> _Supplied data_:

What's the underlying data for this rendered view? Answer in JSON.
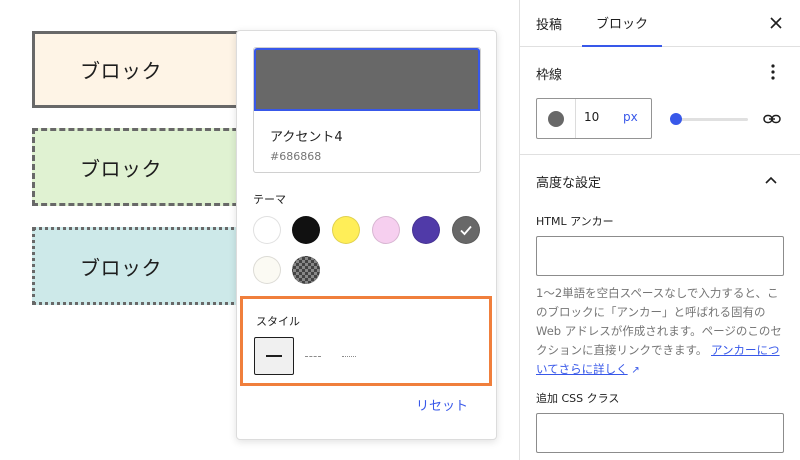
{
  "canvas": {
    "blocks": [
      {
        "label": "ブロック",
        "background": "#fef4e6",
        "border_style": "solid"
      },
      {
        "label": "ブロック",
        "background": "#e0f2d2",
        "border_style": "dashed"
      },
      {
        "label": "ブロック",
        "background": "#cde9e9",
        "border_style": "dotted"
      }
    ]
  },
  "color_popover": {
    "selected_color": {
      "name": "アクセント4",
      "hex": "#686868"
    },
    "theme_label": "テーマ",
    "palette": [
      {
        "color": "#ffffff",
        "selected": false
      },
      {
        "color": "#111111",
        "selected": false
      },
      {
        "color": "#ffee58",
        "selected": false
      },
      {
        "color": "#f6cfef",
        "selected": false
      },
      {
        "color": "#503aa8",
        "selected": false
      },
      {
        "color": "#686868",
        "selected": true
      },
      {
        "color": "#fbfaf3",
        "selected": false
      },
      {
        "color": "transparent-checker",
        "selected": false
      }
    ],
    "style_label": "スタイル",
    "styles": [
      "solid",
      "dashed",
      "dotted"
    ],
    "active_style": "solid",
    "reset_label": "リセット",
    "highlight_color": "#f07f3c"
  },
  "sidebar": {
    "tabs": [
      {
        "label": "投稿"
      },
      {
        "label": "ブロック"
      }
    ],
    "active_tab": "ブロック",
    "border": {
      "title": "枠線",
      "width_value": "10",
      "unit": "px",
      "color": "#686868"
    },
    "advanced": {
      "title": "高度な設定",
      "anchor_label": "HTML アンカー",
      "anchor_value": "",
      "help_text": "1〜2単語を空白スペースなしで入力すると、このブロックに「アンカー」と呼ばれる固有の Web アドレスが作成されます。ページのこのセクションに直接リンクできます。",
      "help_link": "アンカーについてさらに詳しく",
      "css_class_label": "追加 CSS クラス",
      "css_class_value": ""
    }
  },
  "colors": {
    "accent": "#3858e9"
  }
}
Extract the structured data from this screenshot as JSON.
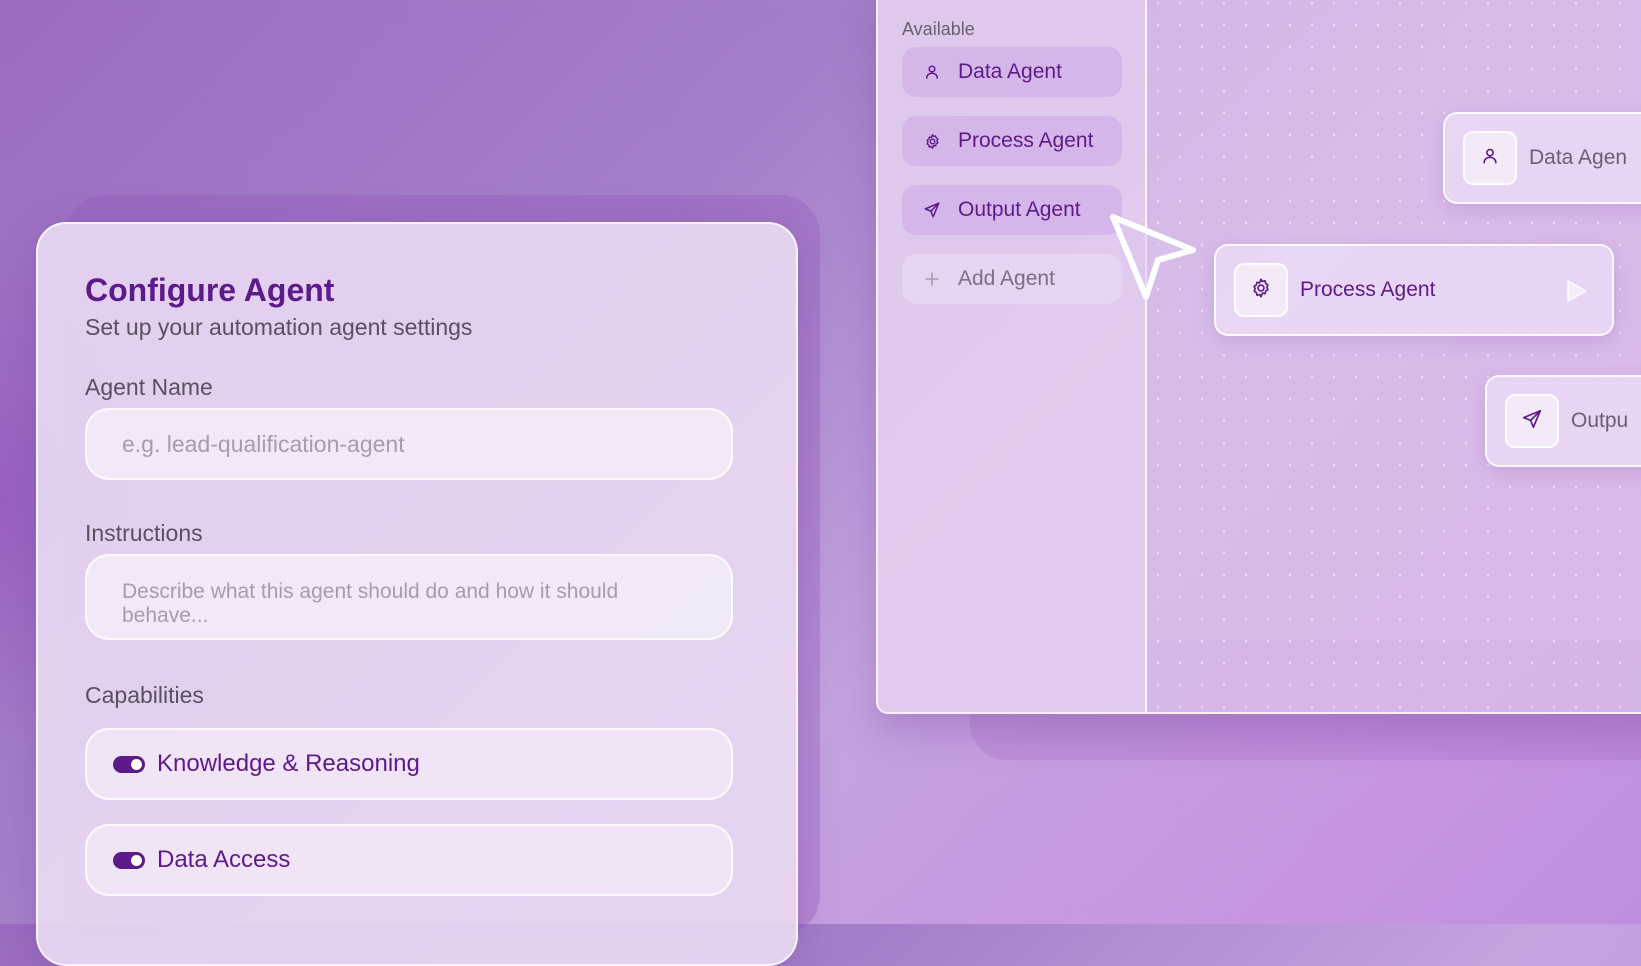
{
  "config": {
    "title": "Configure Agent",
    "subtitle": "Set up your automation agent settings",
    "agent_name": {
      "label": "Agent Name",
      "placeholder": "e.g. lead-qualification-agent",
      "value": ""
    },
    "instructions": {
      "label": "Instructions",
      "placeholder": "Describe what this agent should do and how it should behave...",
      "value": ""
    },
    "capabilities": {
      "label": "Capabilities",
      "items": [
        {
          "label": "Knowledge & Reasoning",
          "enabled": true
        },
        {
          "label": "Data Access",
          "enabled": true
        }
      ]
    }
  },
  "sidebar": {
    "heading": "Available",
    "items": [
      {
        "label": "Data Agent",
        "icon": "user-icon"
      },
      {
        "label": "Process Agent",
        "icon": "gear-icon"
      },
      {
        "label": "Output Agent",
        "icon": "send-icon"
      },
      {
        "label": "Add Agent",
        "icon": "plus-icon"
      }
    ]
  },
  "canvas": {
    "nodes": [
      {
        "label": "Data Agen",
        "icon": "user-icon"
      },
      {
        "label": "Process Agent",
        "icon": "gear-icon",
        "action_icon": "play-icon"
      },
      {
        "label": "Outpu",
        "icon": "send-icon"
      }
    ]
  },
  "colors": {
    "accent": "#5c1a8a",
    "muted_text": "#5a5160",
    "placeholder": "#a79cae"
  }
}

> _The task_:
Search the entries for the word "this", then gather every line that has it.

> _Output of the exercise_:
What's the underlying data for this rendered view? Answer in JSON.
Extract the structured data from this screenshot as JSON.
      "placeholder": "Describe what this agent should do and how it should behave...",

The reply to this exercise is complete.